WHAT THE EXERCISE ASKS: Track down the lines that contain "Risk" and copy them.

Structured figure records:
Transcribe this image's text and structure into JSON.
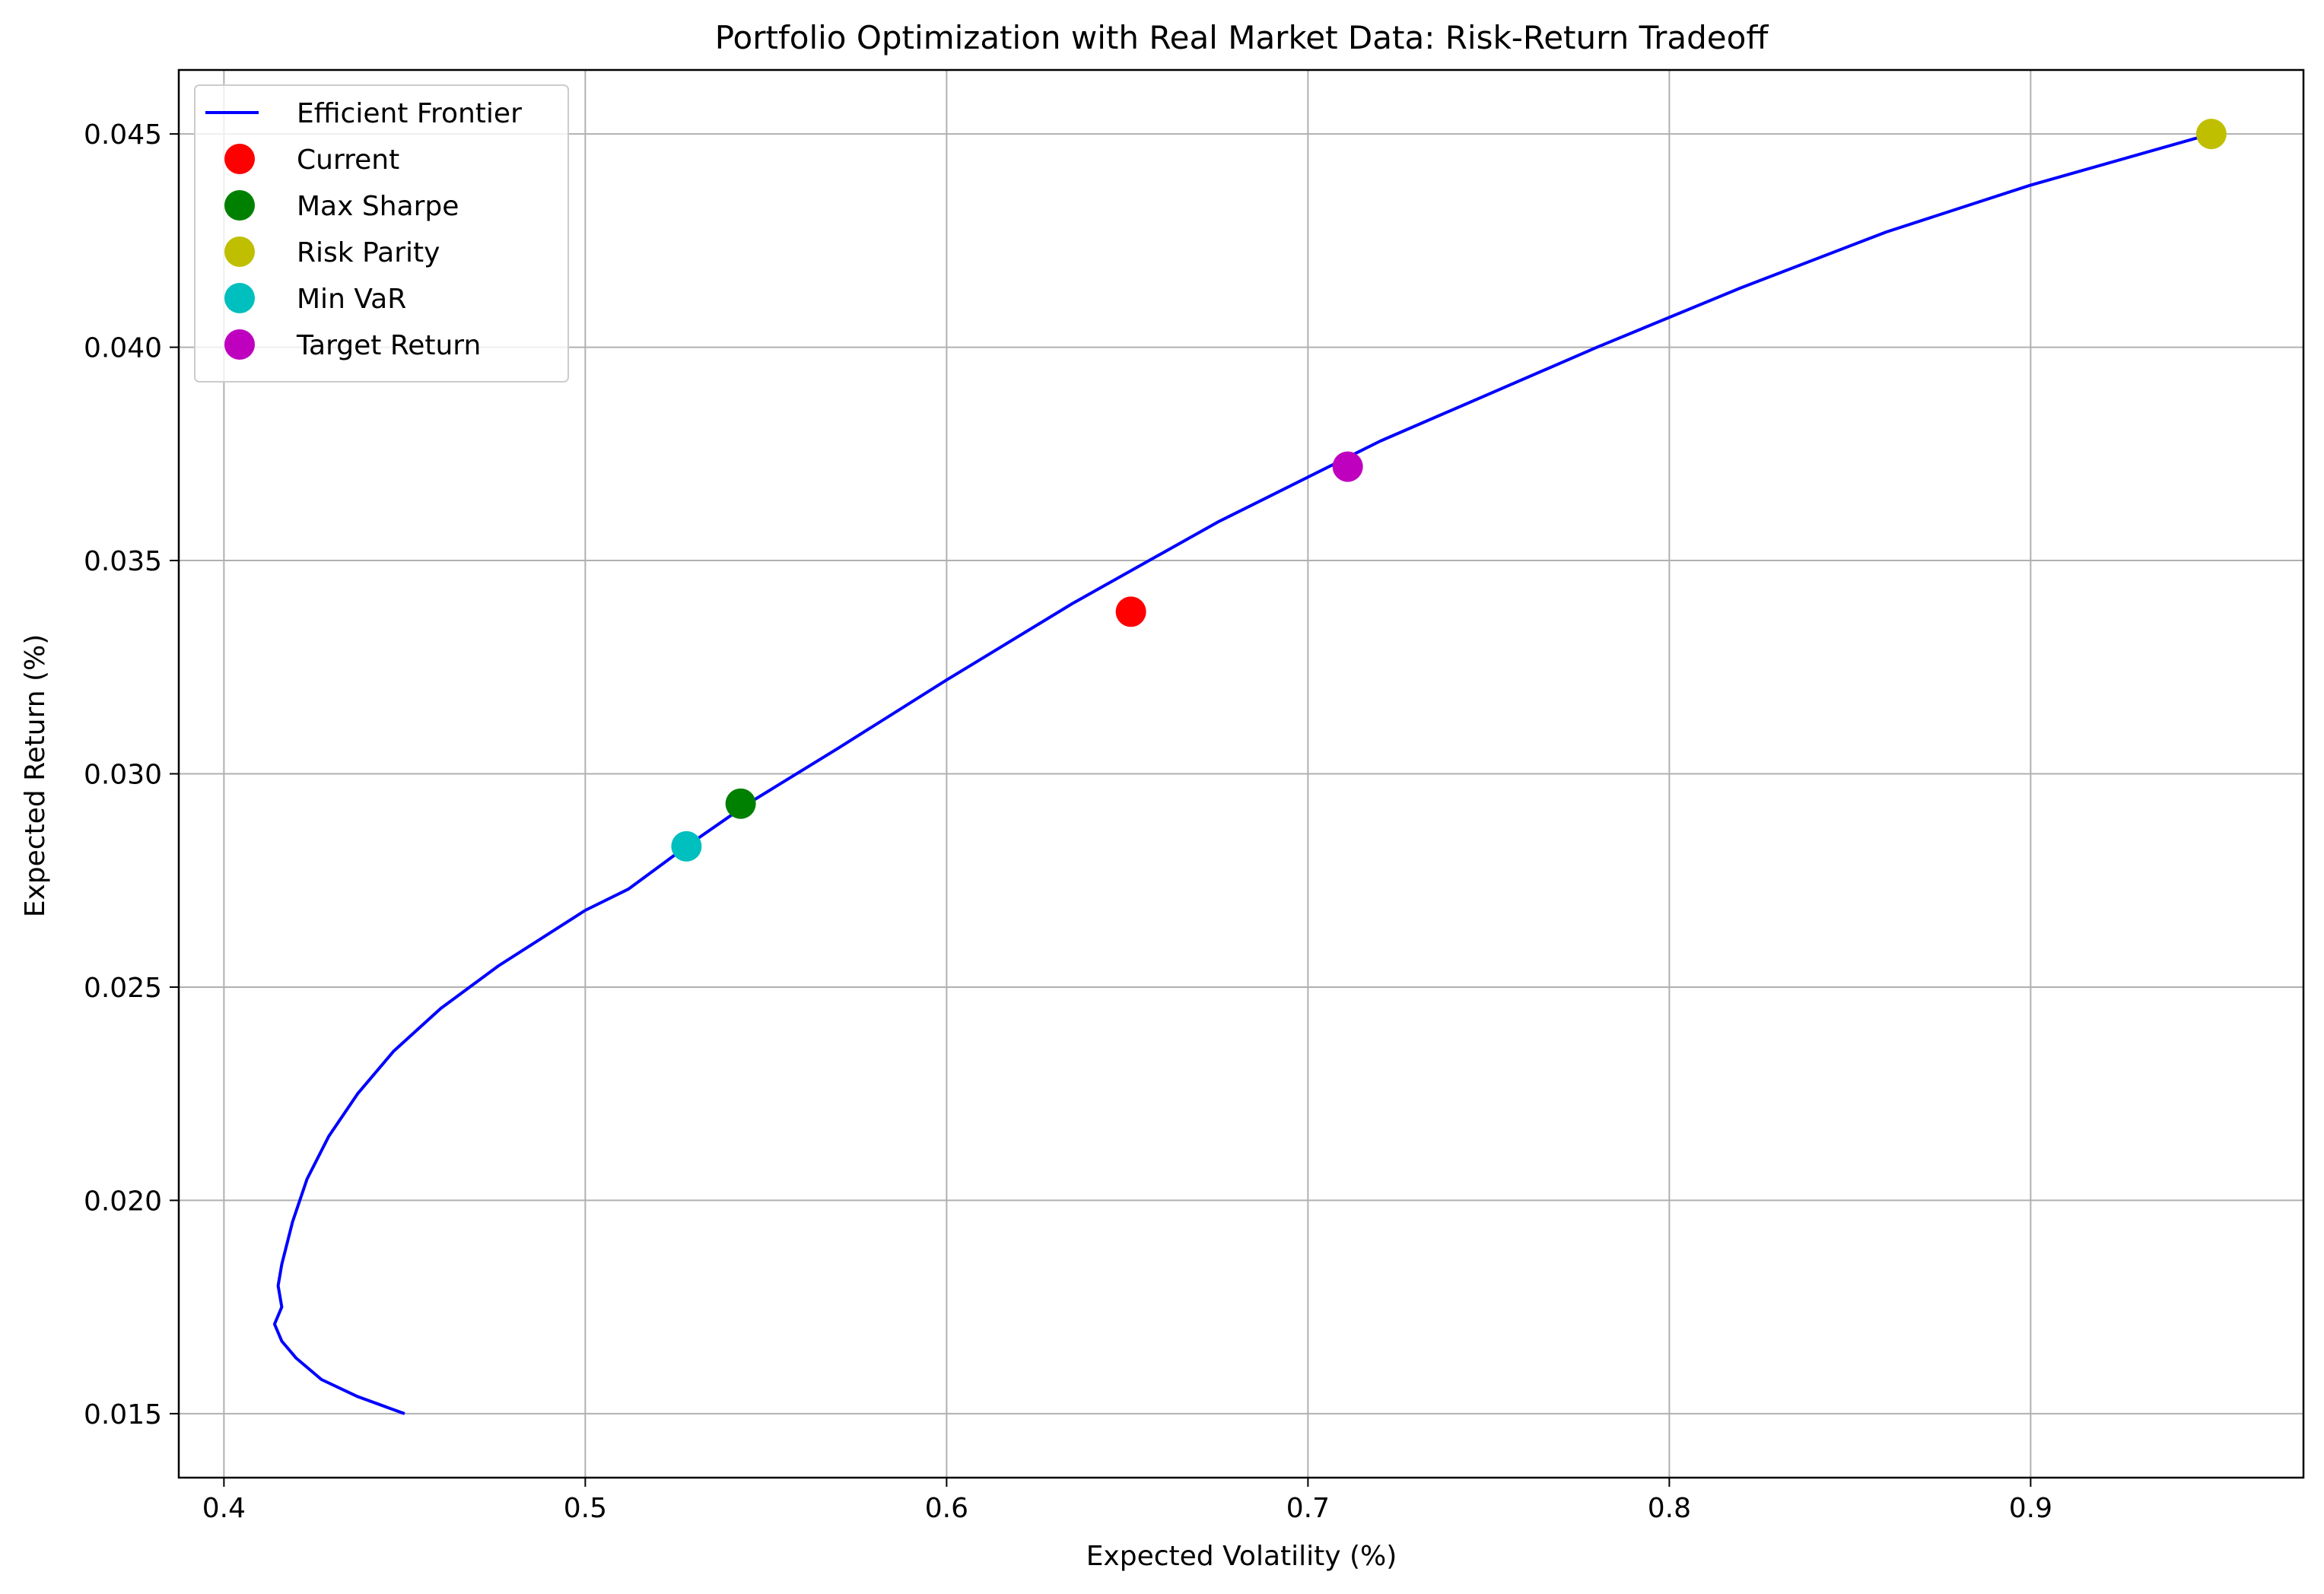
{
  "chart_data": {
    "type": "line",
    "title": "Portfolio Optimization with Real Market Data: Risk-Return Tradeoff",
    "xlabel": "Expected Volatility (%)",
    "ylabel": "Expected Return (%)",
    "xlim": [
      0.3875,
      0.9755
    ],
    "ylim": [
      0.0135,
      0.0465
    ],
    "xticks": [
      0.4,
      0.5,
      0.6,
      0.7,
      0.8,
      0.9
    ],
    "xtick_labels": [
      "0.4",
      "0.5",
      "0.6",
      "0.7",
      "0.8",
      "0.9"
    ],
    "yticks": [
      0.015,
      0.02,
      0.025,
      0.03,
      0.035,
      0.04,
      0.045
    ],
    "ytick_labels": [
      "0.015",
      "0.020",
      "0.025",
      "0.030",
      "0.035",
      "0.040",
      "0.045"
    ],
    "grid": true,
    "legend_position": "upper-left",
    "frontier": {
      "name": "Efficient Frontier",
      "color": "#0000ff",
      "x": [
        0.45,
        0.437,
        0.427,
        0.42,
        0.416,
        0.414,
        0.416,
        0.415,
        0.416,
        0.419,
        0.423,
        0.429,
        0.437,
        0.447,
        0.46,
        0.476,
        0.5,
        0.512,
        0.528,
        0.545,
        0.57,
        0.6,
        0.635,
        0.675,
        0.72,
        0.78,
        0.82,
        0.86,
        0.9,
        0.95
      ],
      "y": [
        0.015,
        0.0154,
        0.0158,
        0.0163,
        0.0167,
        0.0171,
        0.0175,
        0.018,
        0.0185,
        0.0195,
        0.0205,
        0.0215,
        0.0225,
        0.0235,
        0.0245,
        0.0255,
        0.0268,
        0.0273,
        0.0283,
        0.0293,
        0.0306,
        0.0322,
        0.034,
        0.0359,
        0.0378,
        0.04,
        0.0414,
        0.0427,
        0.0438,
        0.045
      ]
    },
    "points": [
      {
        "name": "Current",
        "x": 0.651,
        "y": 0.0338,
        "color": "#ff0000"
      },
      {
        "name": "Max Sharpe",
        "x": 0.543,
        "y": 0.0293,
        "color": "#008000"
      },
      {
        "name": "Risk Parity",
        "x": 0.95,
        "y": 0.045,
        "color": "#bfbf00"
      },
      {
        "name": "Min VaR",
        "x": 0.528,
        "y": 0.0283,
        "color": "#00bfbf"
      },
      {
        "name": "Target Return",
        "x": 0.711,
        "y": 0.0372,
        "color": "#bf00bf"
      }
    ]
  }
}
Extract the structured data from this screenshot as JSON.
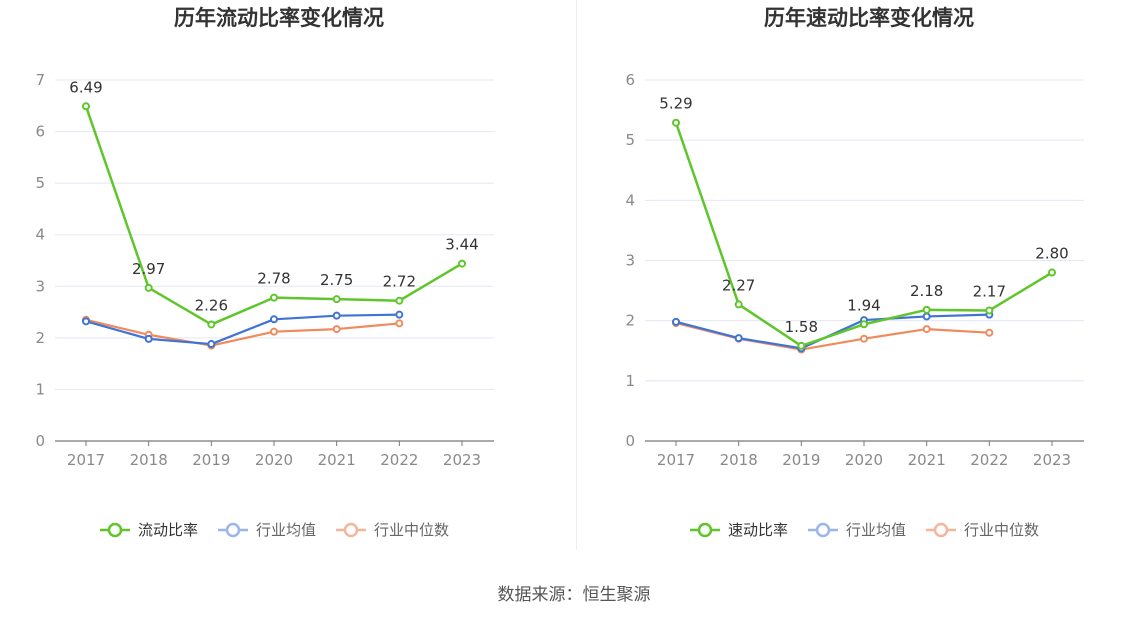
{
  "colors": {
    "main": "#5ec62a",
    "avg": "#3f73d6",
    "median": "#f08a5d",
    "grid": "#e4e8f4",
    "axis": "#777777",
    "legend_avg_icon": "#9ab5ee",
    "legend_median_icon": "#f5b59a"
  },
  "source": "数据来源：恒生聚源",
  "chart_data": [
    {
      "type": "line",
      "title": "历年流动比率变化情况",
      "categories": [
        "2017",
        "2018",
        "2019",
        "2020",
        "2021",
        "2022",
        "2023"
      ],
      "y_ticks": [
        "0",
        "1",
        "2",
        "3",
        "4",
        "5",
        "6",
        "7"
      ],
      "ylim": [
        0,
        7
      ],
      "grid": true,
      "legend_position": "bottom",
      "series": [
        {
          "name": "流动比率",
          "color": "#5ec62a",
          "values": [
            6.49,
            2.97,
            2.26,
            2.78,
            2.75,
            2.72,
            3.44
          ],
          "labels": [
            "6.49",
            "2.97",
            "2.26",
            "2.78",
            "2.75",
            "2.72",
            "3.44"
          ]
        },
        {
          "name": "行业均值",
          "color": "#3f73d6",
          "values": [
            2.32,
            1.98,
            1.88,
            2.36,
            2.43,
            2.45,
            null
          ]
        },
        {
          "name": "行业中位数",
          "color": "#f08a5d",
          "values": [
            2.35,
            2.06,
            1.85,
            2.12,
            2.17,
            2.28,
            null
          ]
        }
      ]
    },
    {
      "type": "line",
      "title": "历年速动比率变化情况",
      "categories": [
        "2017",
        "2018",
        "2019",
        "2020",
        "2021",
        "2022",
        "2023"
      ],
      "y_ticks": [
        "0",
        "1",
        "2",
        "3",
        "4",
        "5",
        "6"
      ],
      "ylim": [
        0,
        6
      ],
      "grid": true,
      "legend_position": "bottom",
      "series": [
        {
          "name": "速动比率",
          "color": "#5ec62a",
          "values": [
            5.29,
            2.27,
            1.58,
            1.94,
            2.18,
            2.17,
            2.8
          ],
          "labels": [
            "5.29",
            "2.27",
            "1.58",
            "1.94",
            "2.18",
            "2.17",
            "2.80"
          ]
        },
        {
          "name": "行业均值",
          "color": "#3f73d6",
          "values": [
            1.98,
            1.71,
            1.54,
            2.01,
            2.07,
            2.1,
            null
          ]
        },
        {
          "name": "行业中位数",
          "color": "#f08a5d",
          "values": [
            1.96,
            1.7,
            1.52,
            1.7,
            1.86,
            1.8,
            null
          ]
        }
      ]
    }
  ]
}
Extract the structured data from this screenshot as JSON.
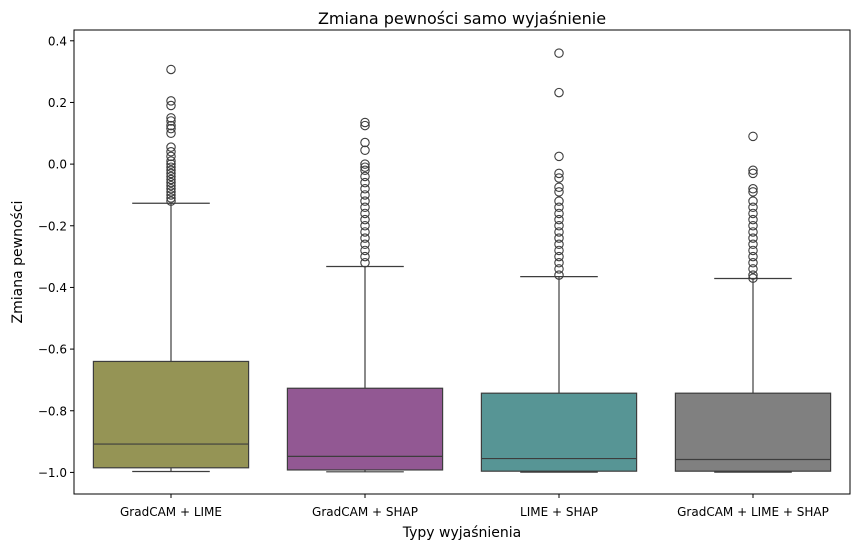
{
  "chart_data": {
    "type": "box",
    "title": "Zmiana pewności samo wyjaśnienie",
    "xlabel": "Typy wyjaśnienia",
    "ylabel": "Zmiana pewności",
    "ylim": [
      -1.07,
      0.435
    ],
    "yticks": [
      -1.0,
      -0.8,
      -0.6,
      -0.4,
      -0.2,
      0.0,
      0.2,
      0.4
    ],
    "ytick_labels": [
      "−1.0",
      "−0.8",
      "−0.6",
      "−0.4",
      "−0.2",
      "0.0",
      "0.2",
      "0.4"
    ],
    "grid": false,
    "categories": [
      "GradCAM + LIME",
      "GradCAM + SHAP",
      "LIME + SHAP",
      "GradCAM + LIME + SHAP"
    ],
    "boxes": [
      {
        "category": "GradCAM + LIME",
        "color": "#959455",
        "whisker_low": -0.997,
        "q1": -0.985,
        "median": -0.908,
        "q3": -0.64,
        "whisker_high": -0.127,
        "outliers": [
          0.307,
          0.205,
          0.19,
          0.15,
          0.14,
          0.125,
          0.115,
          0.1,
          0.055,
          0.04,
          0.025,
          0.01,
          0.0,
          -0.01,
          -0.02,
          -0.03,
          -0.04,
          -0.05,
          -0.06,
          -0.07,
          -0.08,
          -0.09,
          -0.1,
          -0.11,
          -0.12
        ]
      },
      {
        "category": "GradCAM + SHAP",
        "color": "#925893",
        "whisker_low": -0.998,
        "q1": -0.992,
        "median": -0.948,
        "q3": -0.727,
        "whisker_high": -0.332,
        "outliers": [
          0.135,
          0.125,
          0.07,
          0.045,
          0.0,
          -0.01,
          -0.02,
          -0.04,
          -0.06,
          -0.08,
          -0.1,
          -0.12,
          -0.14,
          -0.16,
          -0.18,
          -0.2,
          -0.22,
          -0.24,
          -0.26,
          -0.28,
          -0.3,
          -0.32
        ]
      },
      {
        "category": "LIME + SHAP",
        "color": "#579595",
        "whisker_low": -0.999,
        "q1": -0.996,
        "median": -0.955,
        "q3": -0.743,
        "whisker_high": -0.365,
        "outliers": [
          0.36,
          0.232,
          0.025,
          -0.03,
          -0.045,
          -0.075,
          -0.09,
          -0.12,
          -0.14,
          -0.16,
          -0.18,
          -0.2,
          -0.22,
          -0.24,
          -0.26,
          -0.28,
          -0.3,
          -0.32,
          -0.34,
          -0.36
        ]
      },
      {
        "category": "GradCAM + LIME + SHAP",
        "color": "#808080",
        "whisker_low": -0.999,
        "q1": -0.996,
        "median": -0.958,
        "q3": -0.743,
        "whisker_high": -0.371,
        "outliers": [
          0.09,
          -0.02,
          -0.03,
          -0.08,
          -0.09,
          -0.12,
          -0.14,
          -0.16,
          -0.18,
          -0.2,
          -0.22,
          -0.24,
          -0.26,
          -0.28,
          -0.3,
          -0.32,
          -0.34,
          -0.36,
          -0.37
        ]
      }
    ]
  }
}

SOLUTION:
    "title": "Portfolio Optimization with Real Market Data: Risk-Return Tradeoff",
        "name": "Risk Parity",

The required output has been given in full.